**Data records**
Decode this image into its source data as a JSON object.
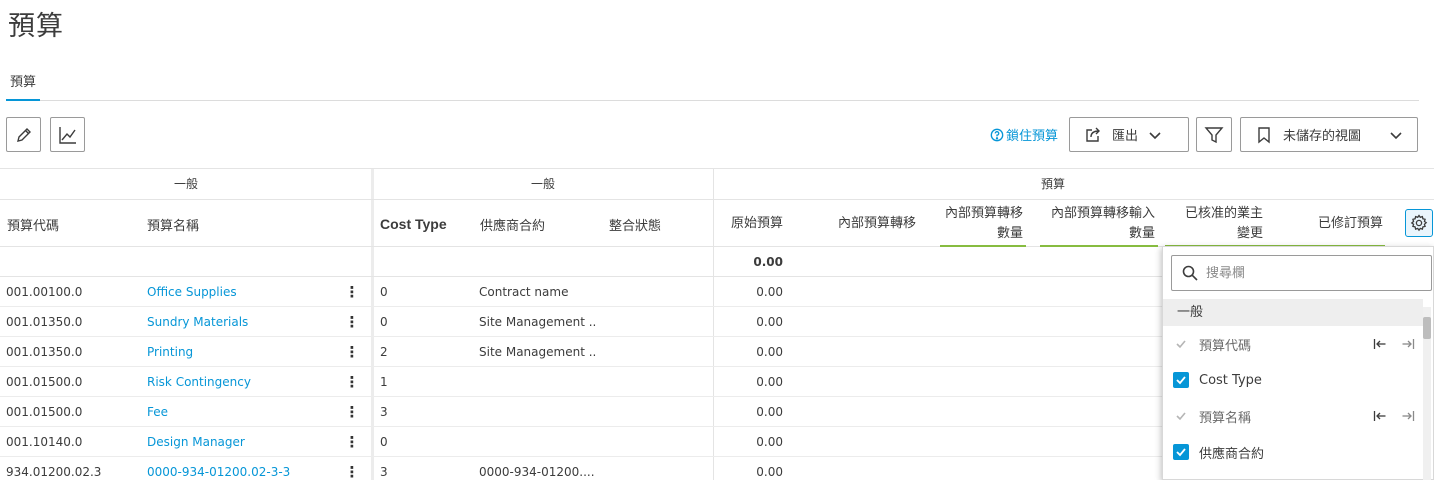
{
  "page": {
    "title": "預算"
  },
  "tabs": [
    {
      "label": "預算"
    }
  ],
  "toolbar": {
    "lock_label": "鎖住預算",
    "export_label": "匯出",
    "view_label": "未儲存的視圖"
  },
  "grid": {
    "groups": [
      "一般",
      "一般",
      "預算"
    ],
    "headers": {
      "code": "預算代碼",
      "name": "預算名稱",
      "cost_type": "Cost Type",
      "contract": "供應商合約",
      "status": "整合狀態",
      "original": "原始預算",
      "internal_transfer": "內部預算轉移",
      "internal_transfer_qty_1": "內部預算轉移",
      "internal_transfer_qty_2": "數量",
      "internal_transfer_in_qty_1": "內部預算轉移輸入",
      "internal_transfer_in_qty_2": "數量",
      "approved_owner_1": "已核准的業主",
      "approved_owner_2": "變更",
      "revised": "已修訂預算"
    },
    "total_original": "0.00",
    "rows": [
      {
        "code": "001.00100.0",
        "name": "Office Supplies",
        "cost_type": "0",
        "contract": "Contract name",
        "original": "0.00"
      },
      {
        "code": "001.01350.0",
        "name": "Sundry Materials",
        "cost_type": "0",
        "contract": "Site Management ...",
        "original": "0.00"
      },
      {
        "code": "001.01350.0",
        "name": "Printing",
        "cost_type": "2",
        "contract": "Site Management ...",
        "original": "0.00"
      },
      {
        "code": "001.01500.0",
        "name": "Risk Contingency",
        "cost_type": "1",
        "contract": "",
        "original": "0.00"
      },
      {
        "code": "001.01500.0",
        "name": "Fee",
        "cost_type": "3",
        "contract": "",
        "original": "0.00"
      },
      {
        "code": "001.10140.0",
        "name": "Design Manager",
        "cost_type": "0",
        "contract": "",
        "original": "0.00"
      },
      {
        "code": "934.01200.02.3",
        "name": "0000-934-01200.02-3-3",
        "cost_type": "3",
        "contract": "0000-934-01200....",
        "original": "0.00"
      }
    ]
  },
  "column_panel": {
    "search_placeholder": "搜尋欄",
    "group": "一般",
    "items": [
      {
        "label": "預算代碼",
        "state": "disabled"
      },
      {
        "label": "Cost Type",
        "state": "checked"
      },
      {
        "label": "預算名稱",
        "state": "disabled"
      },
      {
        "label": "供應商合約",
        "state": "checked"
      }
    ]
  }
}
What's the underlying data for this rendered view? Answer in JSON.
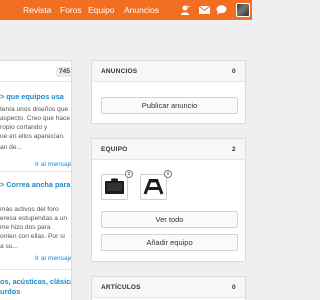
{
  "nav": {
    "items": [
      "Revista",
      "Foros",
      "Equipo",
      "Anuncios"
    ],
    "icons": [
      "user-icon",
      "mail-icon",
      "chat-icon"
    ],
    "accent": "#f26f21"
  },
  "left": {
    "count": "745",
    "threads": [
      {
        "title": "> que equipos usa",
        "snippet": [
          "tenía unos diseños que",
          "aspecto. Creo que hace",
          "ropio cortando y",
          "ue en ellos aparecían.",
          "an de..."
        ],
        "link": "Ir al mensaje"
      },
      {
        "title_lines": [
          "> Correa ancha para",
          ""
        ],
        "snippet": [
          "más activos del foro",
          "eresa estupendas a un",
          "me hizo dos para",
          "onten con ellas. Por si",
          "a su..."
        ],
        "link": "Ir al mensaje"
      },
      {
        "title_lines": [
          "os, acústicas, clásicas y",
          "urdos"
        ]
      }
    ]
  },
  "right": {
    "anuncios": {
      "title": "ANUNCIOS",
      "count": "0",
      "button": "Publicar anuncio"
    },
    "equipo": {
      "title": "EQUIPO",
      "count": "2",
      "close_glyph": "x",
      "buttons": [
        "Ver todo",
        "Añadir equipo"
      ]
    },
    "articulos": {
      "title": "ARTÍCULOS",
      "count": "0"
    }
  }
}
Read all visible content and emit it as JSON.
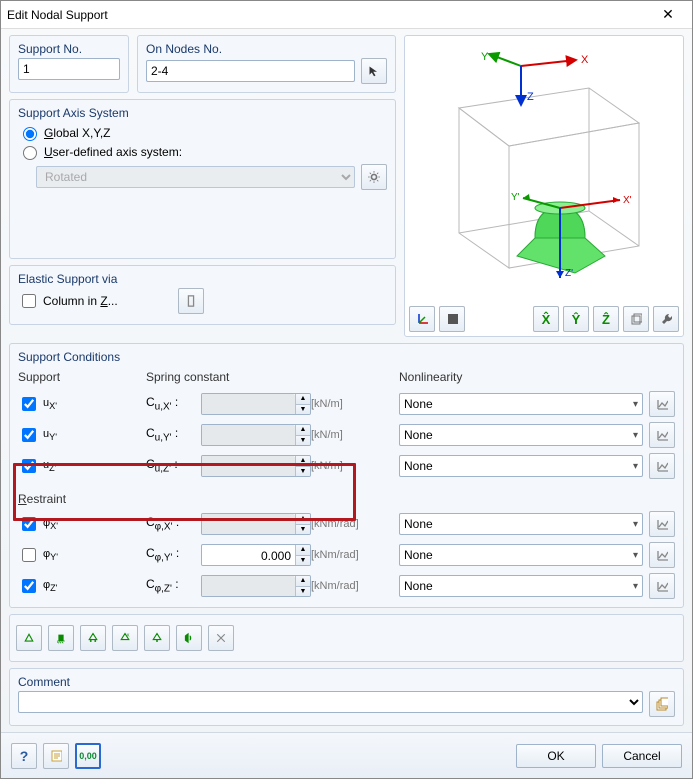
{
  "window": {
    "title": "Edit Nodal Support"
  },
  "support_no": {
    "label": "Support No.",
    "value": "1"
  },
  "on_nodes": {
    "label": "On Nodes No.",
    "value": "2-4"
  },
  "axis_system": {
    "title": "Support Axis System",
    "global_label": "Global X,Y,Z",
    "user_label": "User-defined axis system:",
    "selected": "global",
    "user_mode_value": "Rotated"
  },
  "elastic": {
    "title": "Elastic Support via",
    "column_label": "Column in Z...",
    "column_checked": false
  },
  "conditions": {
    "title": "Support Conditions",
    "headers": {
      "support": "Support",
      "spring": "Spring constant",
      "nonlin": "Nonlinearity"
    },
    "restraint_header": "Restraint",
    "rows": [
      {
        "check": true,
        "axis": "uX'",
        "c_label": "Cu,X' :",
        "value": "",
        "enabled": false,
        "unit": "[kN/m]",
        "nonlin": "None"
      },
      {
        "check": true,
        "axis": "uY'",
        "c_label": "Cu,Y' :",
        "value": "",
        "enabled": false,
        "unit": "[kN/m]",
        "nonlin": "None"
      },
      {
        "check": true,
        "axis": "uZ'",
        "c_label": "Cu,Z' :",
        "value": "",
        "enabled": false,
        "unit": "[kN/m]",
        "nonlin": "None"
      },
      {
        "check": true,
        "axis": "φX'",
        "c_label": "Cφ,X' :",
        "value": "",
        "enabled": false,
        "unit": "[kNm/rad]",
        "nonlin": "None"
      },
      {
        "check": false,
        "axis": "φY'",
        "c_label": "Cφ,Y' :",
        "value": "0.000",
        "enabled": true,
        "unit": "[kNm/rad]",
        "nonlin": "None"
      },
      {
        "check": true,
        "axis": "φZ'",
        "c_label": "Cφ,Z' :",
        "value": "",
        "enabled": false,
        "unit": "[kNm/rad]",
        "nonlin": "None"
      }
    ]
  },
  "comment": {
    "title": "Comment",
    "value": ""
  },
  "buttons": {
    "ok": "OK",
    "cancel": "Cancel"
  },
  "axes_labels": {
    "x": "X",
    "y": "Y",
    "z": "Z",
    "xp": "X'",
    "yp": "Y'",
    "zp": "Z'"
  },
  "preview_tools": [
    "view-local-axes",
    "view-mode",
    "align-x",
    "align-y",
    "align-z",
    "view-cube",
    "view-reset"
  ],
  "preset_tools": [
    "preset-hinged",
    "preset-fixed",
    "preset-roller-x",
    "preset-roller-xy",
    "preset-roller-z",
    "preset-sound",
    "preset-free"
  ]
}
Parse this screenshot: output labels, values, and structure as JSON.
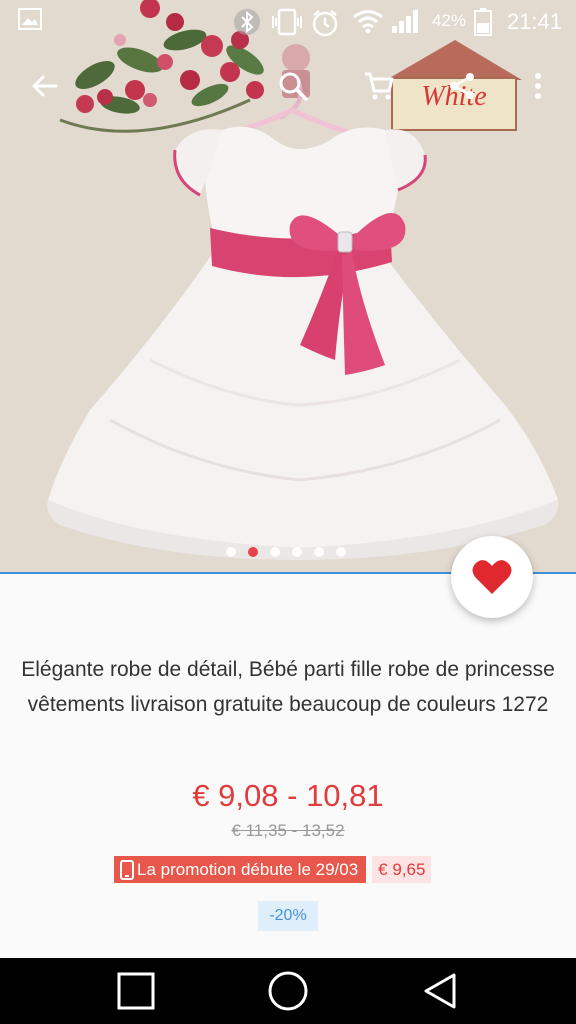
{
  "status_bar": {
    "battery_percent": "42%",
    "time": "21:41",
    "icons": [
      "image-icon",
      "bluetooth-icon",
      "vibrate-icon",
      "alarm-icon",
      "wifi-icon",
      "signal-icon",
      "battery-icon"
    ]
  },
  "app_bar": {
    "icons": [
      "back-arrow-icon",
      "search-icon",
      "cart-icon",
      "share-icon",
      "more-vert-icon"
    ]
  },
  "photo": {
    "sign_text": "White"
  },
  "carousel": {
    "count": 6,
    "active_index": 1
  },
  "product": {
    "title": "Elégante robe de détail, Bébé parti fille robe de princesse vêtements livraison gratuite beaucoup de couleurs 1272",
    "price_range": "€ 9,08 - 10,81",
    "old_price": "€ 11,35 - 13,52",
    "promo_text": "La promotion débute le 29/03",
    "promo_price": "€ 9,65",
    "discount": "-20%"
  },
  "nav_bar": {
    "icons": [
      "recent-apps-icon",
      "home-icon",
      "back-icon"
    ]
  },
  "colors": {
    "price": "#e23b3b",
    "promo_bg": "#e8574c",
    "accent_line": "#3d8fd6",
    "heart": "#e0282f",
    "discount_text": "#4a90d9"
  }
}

**Problem**
Repeat the data exactly, excluding the pictures.

**Reply to the exercise**
Decode this image into its source data as a JSON object.
{
  "page": {
    "title": "預算"
  },
  "tabs": [
    {
      "label": "預算"
    }
  ],
  "toolbar": {
    "lock_label": "鎖住預算",
    "export_label": "匯出",
    "view_label": "未儲存的視圖"
  },
  "grid": {
    "groups": [
      "一般",
      "一般",
      "預算"
    ],
    "headers": {
      "code": "預算代碼",
      "name": "預算名稱",
      "cost_type": "Cost Type",
      "contract": "供應商合約",
      "status": "整合狀態",
      "original": "原始預算",
      "internal_transfer": "內部預算轉移",
      "internal_transfer_qty_1": "內部預算轉移",
      "internal_transfer_qty_2": "數量",
      "internal_transfer_in_qty_1": "內部預算轉移輸入",
      "internal_transfer_in_qty_2": "數量",
      "approved_owner_1": "已核准的業主",
      "approved_owner_2": "變更",
      "revised": "已修訂預算"
    },
    "total_original": "0.00",
    "rows": [
      {
        "code": "001.00100.0",
        "name": "Office Supplies",
        "cost_type": "0",
        "contract": "Contract name",
        "original": "0.00"
      },
      {
        "code": "001.01350.0",
        "name": "Sundry Materials",
        "cost_type": "0",
        "contract": "Site Management ...",
        "original": "0.00"
      },
      {
        "code": "001.01350.0",
        "name": "Printing",
        "cost_type": "2",
        "contract": "Site Management ...",
        "original": "0.00"
      },
      {
        "code": "001.01500.0",
        "name": "Risk Contingency",
        "cost_type": "1",
        "contract": "",
        "original": "0.00"
      },
      {
        "code": "001.01500.0",
        "name": "Fee",
        "cost_type": "3",
        "contract": "",
        "original": "0.00"
      },
      {
        "code": "001.10140.0",
        "name": "Design Manager",
        "cost_type": "0",
        "contract": "",
        "original": "0.00"
      },
      {
        "code": "934.01200.02.3",
        "name": "0000-934-01200.02-3-3",
        "cost_type": "3",
        "contract": "0000-934-01200....",
        "original": "0.00"
      }
    ]
  },
  "column_panel": {
    "search_placeholder": "搜尋欄",
    "group": "一般",
    "items": [
      {
        "label": "預算代碼",
        "state": "disabled"
      },
      {
        "label": "Cost Type",
        "state": "checked"
      },
      {
        "label": "預算名稱",
        "state": "disabled"
      },
      {
        "label": "供應商合約",
        "state": "checked"
      }
    ]
  }
}
What's the underlying data for this rendered view? Answer in JSON.
{
  "nav": {
    "items": [
      "Revista",
      "Foros",
      "Equipo",
      "Anuncios"
    ],
    "icons": [
      "user-icon",
      "mail-icon",
      "chat-icon"
    ],
    "accent": "#f26f21"
  },
  "left": {
    "count": "745",
    "threads": [
      {
        "title": "> que equipos usa",
        "snippet": [
          "tenía unos diseños que",
          "aspecto. Creo que hace",
          "ropio cortando y",
          "ue en ellos aparecían.",
          "an de..."
        ],
        "link": "Ir al mensaje"
      },
      {
        "title_lines": [
          "> Correa ancha para",
          ""
        ],
        "snippet": [
          "más activos del foro",
          "eresa estupendas a un",
          "me hizo dos para",
          "onten con ellas. Por si",
          "a su..."
        ],
        "link": "Ir al mensaje"
      },
      {
        "title_lines": [
          "os, acústicas, clásicas y",
          "urdos"
        ]
      }
    ]
  },
  "right": {
    "anuncios": {
      "title": "ANUNCIOS",
      "count": "0",
      "button": "Publicar anuncio"
    },
    "equipo": {
      "title": "EQUIPO",
      "count": "2",
      "close_glyph": "x",
      "buttons": [
        "Ver todo",
        "Añadir equipo"
      ]
    },
    "articulos": {
      "title": "ARTÍCULOS",
      "count": "0"
    }
  }
}
Read all visible content and emit it as JSON.
{
  "window": {
    "title": "Edit Nodal Support"
  },
  "support_no": {
    "label": "Support No.",
    "value": "1"
  },
  "on_nodes": {
    "label": "On Nodes No.",
    "value": "2-4"
  },
  "axis_system": {
    "title": "Support Axis System",
    "global_label": "Global X,Y,Z",
    "user_label": "User-defined axis system:",
    "selected": "global",
    "user_mode_value": "Rotated"
  },
  "elastic": {
    "title": "Elastic Support via",
    "column_label": "Column in Z...",
    "column_checked": false
  },
  "conditions": {
    "title": "Support Conditions",
    "headers": {
      "support": "Support",
      "spring": "Spring constant",
      "nonlin": "Nonlinearity"
    },
    "restraint_header": "Restraint",
    "rows": [
      {
        "check": true,
        "axis": "uX'",
        "c_label": "Cu,X' :",
        "value": "",
        "enabled": false,
        "unit": "[kN/m]",
        "nonlin": "None"
      },
      {
        "check": true,
        "axis": "uY'",
        "c_label": "Cu,Y' :",
        "value": "",
        "enabled": false,
        "unit": "[kN/m]",
        "nonlin": "None"
      },
      {
        "check": true,
        "axis": "uZ'",
        "c_label": "Cu,Z' :",
        "value": "",
        "enabled": false,
        "unit": "[kN/m]",
        "nonlin": "None"
      },
      {
        "check": true,
        "axis": "φX'",
        "c_label": "Cφ,X' :",
        "value": "",
        "enabled": false,
        "unit": "[kNm/rad]",
        "nonlin": "None"
      },
      {
        "check": false,
        "axis": "φY'",
        "c_label": "Cφ,Y' :",
        "value": "0.000",
        "enabled": true,
        "unit": "[kNm/rad]",
        "nonlin": "None"
      },
      {
        "check": true,
        "axis": "φZ'",
        "c_label": "Cφ,Z' :",
        "value": "",
        "enabled": false,
        "unit": "[kNm/rad]",
        "nonlin": "None"
      }
    ]
  },
  "comment": {
    "title": "Comment",
    "value": ""
  },
  "buttons": {
    "ok": "OK",
    "cancel": "Cancel"
  },
  "axes_labels": {
    "x": "X",
    "y": "Y",
    "z": "Z",
    "xp": "X'",
    "yp": "Y'",
    "zp": "Z'"
  },
  "preview_tools": [
    "view-local-axes",
    "view-mode",
    "align-x",
    "align-y",
    "align-z",
    "view-cube",
    "view-reset"
  ],
  "preset_tools": [
    "preset-hinged",
    "preset-fixed",
    "preset-roller-x",
    "preset-roller-xy",
    "preset-roller-z",
    "preset-sound",
    "preset-free"
  ]
}
Parse this screenshot: output labels, values, and structure as JSON.
{
  "status_bar": {
    "battery_percent": "42%",
    "time": "21:41",
    "icons": [
      "image-icon",
      "bluetooth-icon",
      "vibrate-icon",
      "alarm-icon",
      "wifi-icon",
      "signal-icon",
      "battery-icon"
    ]
  },
  "app_bar": {
    "icons": [
      "back-arrow-icon",
      "search-icon",
      "cart-icon",
      "share-icon",
      "more-vert-icon"
    ]
  },
  "photo": {
    "sign_text": "White"
  },
  "carousel": {
    "count": 6,
    "active_index": 1
  },
  "product": {
    "title": "Elégante robe de détail, Bébé parti fille robe de princesse vêtements livraison gratuite beaucoup de couleurs 1272",
    "price_range": "€ 9,08 - 10,81",
    "old_price": "€ 11,35 - 13,52",
    "promo_text": "La promotion débute le 29/03",
    "promo_price": "€ 9,65",
    "discount": "-20%"
  },
  "nav_bar": {
    "icons": [
      "recent-apps-icon",
      "home-icon",
      "back-icon"
    ]
  },
  "colors": {
    "price": "#e23b3b",
    "promo_bg": "#e8574c",
    "accent_line": "#3d8fd6",
    "heart": "#e0282f",
    "discount_text": "#4a90d9"
  }
}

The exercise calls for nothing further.